TO BE DONE — Retype the whole listing verbatim and keep the pictures out of it.

INFORMATION SHOWN —
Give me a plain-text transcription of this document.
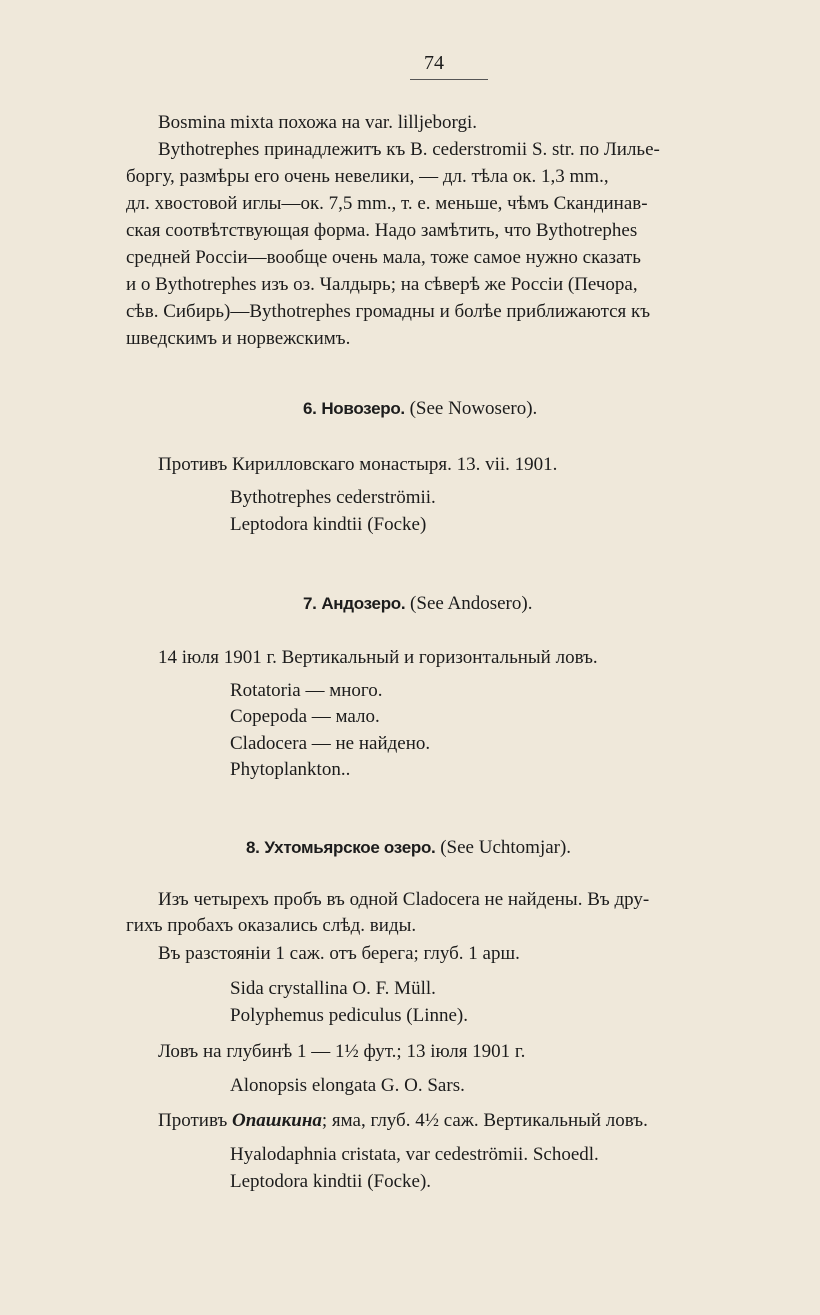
74
Bosmina mixta похожа на var. lilljeborgi.
Bythotrephes принадлежитъ къ B. cederstromii S. str. по Лилье-
боргу, размѣры его очень невелики, — дл. тѣла ок. 1,3 mm.,
дл. хвостовой иглы—ок. 7,5 mm., т. е. меньше, чѣмъ Скандинав-
ская соотвѣтствующая форма. Надо замѣтить, что Bythotrephes
средней Россіи—вообще очень мала, тоже самое нужно сказать
и о Bythotrephes изъ оз. Чалдырь; на сѣверѣ же Россіи (Печора,
сѣв. Сибирь)—Bythotrephes громадны и болѣе приближаются къ
шведскимъ и норвежскимъ.
6. Новозеро. (See Nowosero).
Противъ Кирилловскаго монастыря. 13. vii. 1901.
Bythotrephes cederströmii.
Leptodora kindtii (Focke)
7. Андозеро. (See Andosero).
14 іюля 1901 г. Вертикальный и горизонтальный ловъ.
Rotatoria — много.
Copepoda — мало.
Cladocera — не найдено.
Phytoplankton..
8. Ухтомьярское озеро. (See Uchtomjar).
Изъ четырехъ пробъ въ одной Cladocera не найдены. Въ дру-
гихъ пробахъ оказались слѣд. виды.
Въ разстояніи 1 саж. отъ берега; глуб. 1 арш.
Sida crystallina O. F. Müll.
Polyphemus pediculus (Linne).
Ловъ на глубинѣ 1 — 1½ фут.; 13 іюля 1901 г.
Alonopsis elongata G. O. Sars.
Противъ Опашкина; яма, глуб. 4½ саж. Вертикальный ловъ.
Hyalodaphnia cristata, var cedeströmii. Schoedl.
Leptodora kindtii (Focke).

THE ANSWER —
Give me a plain-text transcription of this document.
74
Bosmina mixta похожа на var. lilljeborgi.
Bythotrephes принадлежитъ къ B. cederstromii S. str. по Лилье-
боргу, размѣры его очень невелики, — дл. тѣла ок. 1,3 mm.,
дл. хвостовой иглы—ок. 7,5 mm., т. е. меньше, чѣмъ Скандинав-
ская соотвѣтствующая форма. Надо замѣтить, что Bythotrephes
средней Россіи—вообще очень мала, тоже самое нужно сказать
и о Bythotrephes изъ оз. Чалдырь; на сѣверѣ же Россіи (Печора,
сѣв. Сибирь)—Bythotrephes громадны и болѣе приближаются къ
шведскимъ и норвежскимъ.
6. Новозеро. (See Nowosero).
Противъ Кирилловскаго монастыря. 13. vii. 1901.
Bythotrephes cederströmii.
Leptodora kindtii (Focke)
7. Андозеро. (See Andosero).
14 іюля 1901 г. Вертикальный и горизонтальный ловъ.
Rotatoria — много.
Copepoda — мало.
Cladocera — не найдено.
Phytoplankton..
8. Ухтомьярское озеро. (See Uchtomjar).
Изъ четырехъ пробъ въ одной Cladocera не найдены. Въ дру-
гихъ пробахъ оказались слѣд. виды.
Въ разстояніи 1 саж. отъ берега; глуб. 1 арш.
Sida crystallina O. F. Müll.
Polyphemus pediculus (Linne).
Ловъ на глубинѣ 1 — 1½ фут.; 13 іюля 1901 г.
Alonopsis elongata G. O. Sars.
Противъ Опашкина; яма, глуб. 4½ саж. Вертикальный ловъ.
Hyalodaphnia cristata, var cedeströmii. Schoedl.
Leptodora kindtii (Focke).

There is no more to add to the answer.